--- START MATERIAL SHOWN ---
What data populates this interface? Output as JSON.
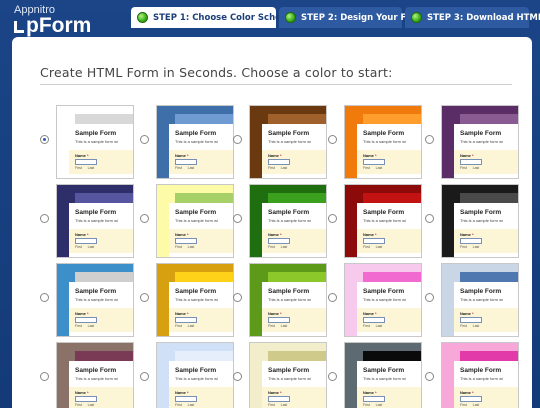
{
  "app": {
    "logo_small": "Appnitro",
    "logo_big": "pForm"
  },
  "steps": [
    {
      "label": "STEP 1: Choose Color Scheme",
      "active": true
    },
    {
      "label": "STEP 2: Design Your Form",
      "active": false
    },
    {
      "label": "STEP 3: Download HTML",
      "active": false
    }
  ],
  "main": {
    "heading": "Create HTML Form in Seconds. Choose a color to start:"
  },
  "sample_form": {
    "title": "Sample Form",
    "description": "This is a sample form wi",
    "field_label": "Name",
    "required_mark": "*",
    "sub_first": "First",
    "sub_last": "Last"
  },
  "color_schemes": [
    {
      "side": "#ffffff",
      "top": "#d8d8d8",
      "field": "#fdf6d6",
      "selected": true
    },
    {
      "side": "#3e6fa8",
      "top": "#6f9bd2",
      "field": "#fdf6d6",
      "selected": false
    },
    {
      "side": "#6a3910",
      "top": "#a0602b",
      "field": "#fdf6d6",
      "selected": false
    },
    {
      "side": "#f07a0c",
      "top": "#ff9e2c",
      "field": "#fdf6d6",
      "selected": false
    },
    {
      "side": "#5a2d66",
      "top": "#8a5a93",
      "field": "#fdf6d6",
      "selected": false
    },
    {
      "side": "#2e2e6a",
      "top": "#5656a0",
      "field": "#fdf6d6",
      "selected": false
    },
    {
      "side": "#fdfaa8",
      "top": "#a8d068",
      "field": "#fdf6d6",
      "selected": false
    },
    {
      "side": "#1f6e10",
      "top": "#3aa01e",
      "field": "#fdf6d6",
      "selected": false
    },
    {
      "side": "#8c0a0a",
      "top": "#c21212",
      "field": "#fdf6d6",
      "selected": false
    },
    {
      "side": "#1a1a1a",
      "top": "#4a4a4a",
      "field": "#fdf6d6",
      "selected": false
    },
    {
      "side": "#3d8fc9",
      "top": "#cfcfcf",
      "field": "#fdf6d6",
      "selected": false
    },
    {
      "side": "#d6a010",
      "top": "#ffd21a",
      "field": "#fdf6d6",
      "selected": false
    },
    {
      "side": "#5e9a1a",
      "top": "#8cc82a",
      "field": "#fdf6d6",
      "selected": false
    },
    {
      "side": "#f7c9ec",
      "top": "#f06ad0",
      "field": "#fdf6d6",
      "selected": false
    },
    {
      "side": "#c9d6e6",
      "top": "#4f78b0",
      "field": "#fdf6d6",
      "selected": false
    },
    {
      "side": "#8a7268",
      "top": "#7a3a55",
      "field": "#fdf6d6",
      "selected": false
    },
    {
      "side": "#cfe0f7",
      "top": "#e6eefb",
      "field": "#fdf6d6",
      "selected": false
    },
    {
      "side": "#f2eecb",
      "top": "#cfc98a",
      "field": "#fdf6d6",
      "selected": false
    },
    {
      "side": "#5e6a72",
      "top": "#0a0a0a",
      "field": "#fdf6d6",
      "selected": false
    },
    {
      "side": "#f7a8d8",
      "top": "#e23aa8",
      "field": "#fdf6d6",
      "selected": false
    }
  ]
}
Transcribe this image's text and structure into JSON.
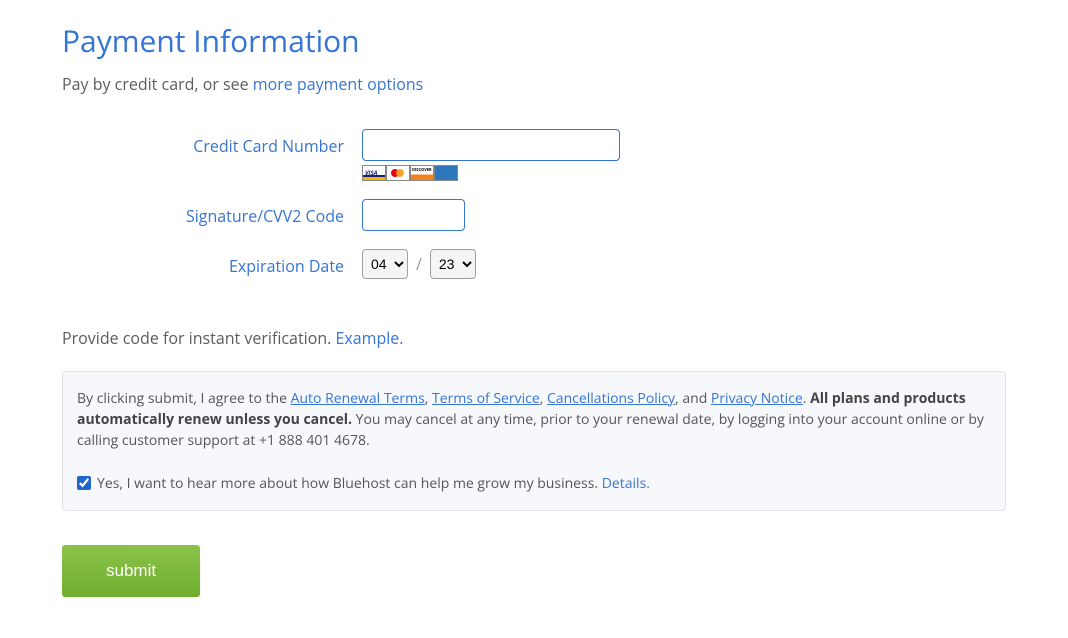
{
  "title": "Payment Information",
  "subtitle_prefix": "Pay by credit card, or see ",
  "subtitle_link": "more payment options",
  "form": {
    "cc_label": "Credit Card Number",
    "cc_value": "",
    "cvv_label": "Signature/CVV2 Code",
    "cvv_value": "",
    "exp_label": "Expiration Date",
    "exp_month": "04",
    "exp_year": "23",
    "slash": "/"
  },
  "verify": {
    "text": "Provide code for instant verification. ",
    "example_link": "Example."
  },
  "terms": {
    "prefix": "By clicking submit, I agree to the ",
    "auto_renewal": "Auto Renewal Terms",
    "sep1": ", ",
    "tos": "Terms of Service",
    "sep2": ", ",
    "cancel": "Cancellations Policy",
    "sep3": ", and ",
    "privacy": "Privacy Notice",
    "period": ". ",
    "bold_text": "All plans and products automatically renew unless you cancel.",
    "rest": " You may cancel at any time, prior to your renewal date, by logging into your account online or by calling customer support at +1 888 401 4678."
  },
  "consent": {
    "checked": true,
    "text": "Yes, I want to hear more about how Bluehost can help me grow my business. ",
    "details": "Details."
  },
  "submit_label": "submit"
}
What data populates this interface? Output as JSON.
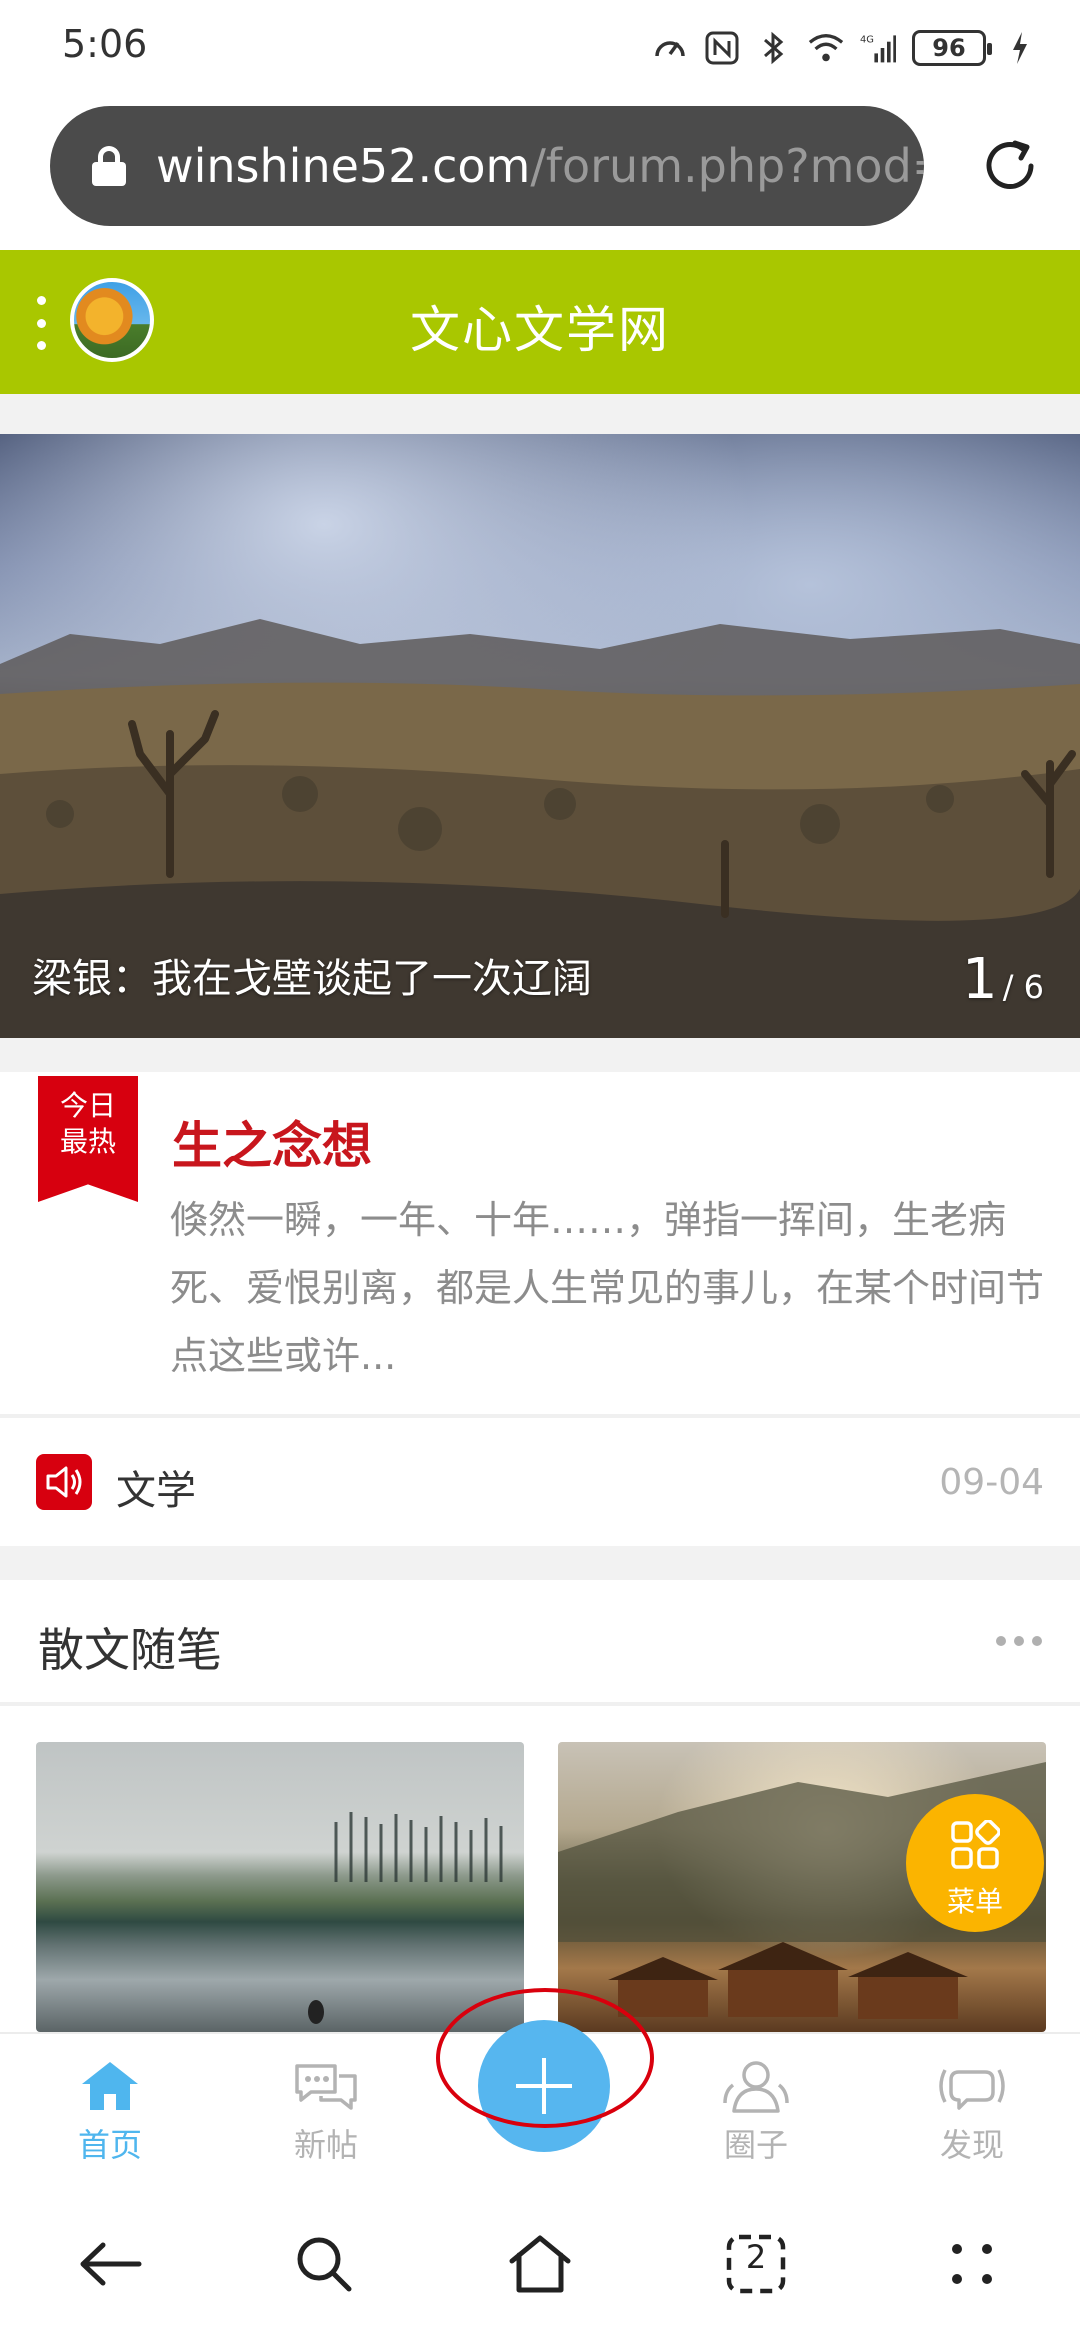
{
  "status_bar": {
    "time": "5:06",
    "battery": "96"
  },
  "browser": {
    "url_host": "winshine52.com",
    "url_path": "/forum.php?mod=g",
    "tab_count": "2"
  },
  "site": {
    "title": "文心文学网",
    "header_color": "#a9c700"
  },
  "banner": {
    "caption": "梁银：我在戈壁谈起了一次辽阔",
    "current": "1",
    "total": "/ 6"
  },
  "hot": {
    "ribbon_line1": "今日",
    "ribbon_line2": "最热",
    "title": "生之念想",
    "excerpt": "倏然一瞬，一年、十年……，弹指一挥间，生老病死、爱恨别离，都是人生常见的事儿，在某个时间节点这些或许..."
  },
  "notice": {
    "label": "文学",
    "date": "09-04"
  },
  "section": {
    "title": "散文随笔"
  },
  "menu_fab": {
    "label": "菜单"
  },
  "tabbar": {
    "tabs": [
      {
        "label": "首页",
        "icon": "home-icon",
        "active": true
      },
      {
        "label": "新帖",
        "icon": "chat-bubbles-icon",
        "active": false
      },
      {
        "label": "圈子",
        "icon": "group-icon",
        "active": false
      },
      {
        "label": "发现",
        "icon": "broadcast-icon",
        "active": false
      }
    ],
    "active_color": "#4fb6ee",
    "fab_color": "#56b6ef"
  },
  "system_nav": {
    "buttons": [
      "back-icon",
      "search-icon",
      "home-icon",
      "tabs-icon",
      "more-icon"
    ]
  }
}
--- END MATERIAL SHOWN ---
EXERCISE REQUIREMENTS
Set down every entry word for word, but omit the pictures.

SOLUTION
What data populates this interface? Output as JSON.
{
  "app": {
    "logo_small": "Appnitro",
    "logo_big": "pForm"
  },
  "steps": [
    {
      "label": "STEP 1: Choose Color Scheme",
      "active": true
    },
    {
      "label": "STEP 2: Design Your Form",
      "active": false
    },
    {
      "label": "STEP 3: Download HTML",
      "active": false
    }
  ],
  "main": {
    "heading": "Create HTML Form in Seconds. Choose a color to start:"
  },
  "sample_form": {
    "title": "Sample Form",
    "description": "This is a sample form wi",
    "field_label": "Name",
    "required_mark": "*",
    "sub_first": "First",
    "sub_last": "Last"
  },
  "color_schemes": [
    {
      "side": "#ffffff",
      "top": "#d8d8d8",
      "field": "#fdf6d6",
      "selected": true
    },
    {
      "side": "#3e6fa8",
      "top": "#6f9bd2",
      "field": "#fdf6d6",
      "selected": false
    },
    {
      "side": "#6a3910",
      "top": "#a0602b",
      "field": "#fdf6d6",
      "selected": false
    },
    {
      "side": "#f07a0c",
      "top": "#ff9e2c",
      "field": "#fdf6d6",
      "selected": false
    },
    {
      "side": "#5a2d66",
      "top": "#8a5a93",
      "field": "#fdf6d6",
      "selected": false
    },
    {
      "side": "#2e2e6a",
      "top": "#5656a0",
      "field": "#fdf6d6",
      "selected": false
    },
    {
      "side": "#fdfaa8",
      "top": "#a8d068",
      "field": "#fdf6d6",
      "selected": false
    },
    {
      "side": "#1f6e10",
      "top": "#3aa01e",
      "field": "#fdf6d6",
      "selected": false
    },
    {
      "side": "#8c0a0a",
      "top": "#c21212",
      "field": "#fdf6d6",
      "selected": false
    },
    {
      "side": "#1a1a1a",
      "top": "#4a4a4a",
      "field": "#fdf6d6",
      "selected": false
    },
    {
      "side": "#3d8fc9",
      "top": "#cfcfcf",
      "field": "#fdf6d6",
      "selected": false
    },
    {
      "side": "#d6a010",
      "top": "#ffd21a",
      "field": "#fdf6d6",
      "selected": false
    },
    {
      "side": "#5e9a1a",
      "top": "#8cc82a",
      "field": "#fdf6d6",
      "selected": false
    },
    {
      "side": "#f7c9ec",
      "top": "#f06ad0",
      "field": "#fdf6d6",
      "selected": false
    },
    {
      "side": "#c9d6e6",
      "top": "#4f78b0",
      "field": "#fdf6d6",
      "selected": false
    },
    {
      "side": "#8a7268",
      "top": "#7a3a55",
      "field": "#fdf6d6",
      "selected": false
    },
    {
      "side": "#cfe0f7",
      "top": "#e6eefb",
      "field": "#fdf6d6",
      "selected": false
    },
    {
      "side": "#f2eecb",
      "top": "#cfc98a",
      "field": "#fdf6d6",
      "selected": false
    },
    {
      "side": "#5e6a72",
      "top": "#0a0a0a",
      "field": "#fdf6d6",
      "selected": false
    },
    {
      "side": "#f7a8d8",
      "top": "#e23aa8",
      "field": "#fdf6d6",
      "selected": false
    }
  ]
}
Transcribe this image's text and structure into JSON.
{
  "title": "Payment Information",
  "subtitle_prefix": "Pay by credit card, or see ",
  "subtitle_link": "more payment options",
  "form": {
    "cc_label": "Credit Card Number",
    "cc_value": "",
    "cvv_label": "Signature/CVV2 Code",
    "cvv_value": "",
    "exp_label": "Expiration Date",
    "exp_month": "04",
    "exp_year": "23",
    "slash": "/"
  },
  "verify": {
    "text": "Provide code for instant verification. ",
    "example_link": "Example."
  },
  "terms": {
    "prefix": "By clicking submit, I agree to the ",
    "auto_renewal": "Auto Renewal Terms",
    "sep1": ", ",
    "tos": "Terms of Service",
    "sep2": ", ",
    "cancel": "Cancellations Policy",
    "sep3": ", and ",
    "privacy": "Privacy Notice",
    "period": ". ",
    "bold_text": "All plans and products automatically renew unless you cancel.",
    "rest": " You may cancel at any time, prior to your renewal date, by logging into your account online or by calling customer support at +1 888 401 4678."
  },
  "consent": {
    "checked": true,
    "text": "Yes, I want to hear more about how Bluehost can help me grow my business. ",
    "details": "Details."
  },
  "submit_label": "submit"
}
What data populates this interface? Output as JSON.
{
  "status_bar": {
    "time": "5:06",
    "battery": "96"
  },
  "browser": {
    "url_host": "winshine52.com",
    "url_path": "/forum.php?mod=g",
    "tab_count": "2"
  },
  "site": {
    "title": "文心文学网",
    "header_color": "#a9c700"
  },
  "banner": {
    "caption": "梁银：我在戈壁谈起了一次辽阔",
    "current": "1",
    "total": "/ 6"
  },
  "hot": {
    "ribbon_line1": "今日",
    "ribbon_line2": "最热",
    "title": "生之念想",
    "excerpt": "倏然一瞬，一年、十年……，弹指一挥间，生老病死、爱恨别离，都是人生常见的事儿，在某个时间节点这些或许..."
  },
  "notice": {
    "label": "文学",
    "date": "09-04"
  },
  "section": {
    "title": "散文随笔"
  },
  "menu_fab": {
    "label": "菜单"
  },
  "tabbar": {
    "tabs": [
      {
        "label": "首页",
        "icon": "home-icon",
        "active": true
      },
      {
        "label": "新帖",
        "icon": "chat-bubbles-icon",
        "active": false
      },
      {
        "label": "圈子",
        "icon": "group-icon",
        "active": false
      },
      {
        "label": "发现",
        "icon": "broadcast-icon",
        "active": false
      }
    ],
    "active_color": "#4fb6ee",
    "fab_color": "#56b6ef"
  },
  "system_nav": {
    "buttons": [
      "back-icon",
      "search-icon",
      "home-icon",
      "tabs-icon",
      "more-icon"
    ]
  }
}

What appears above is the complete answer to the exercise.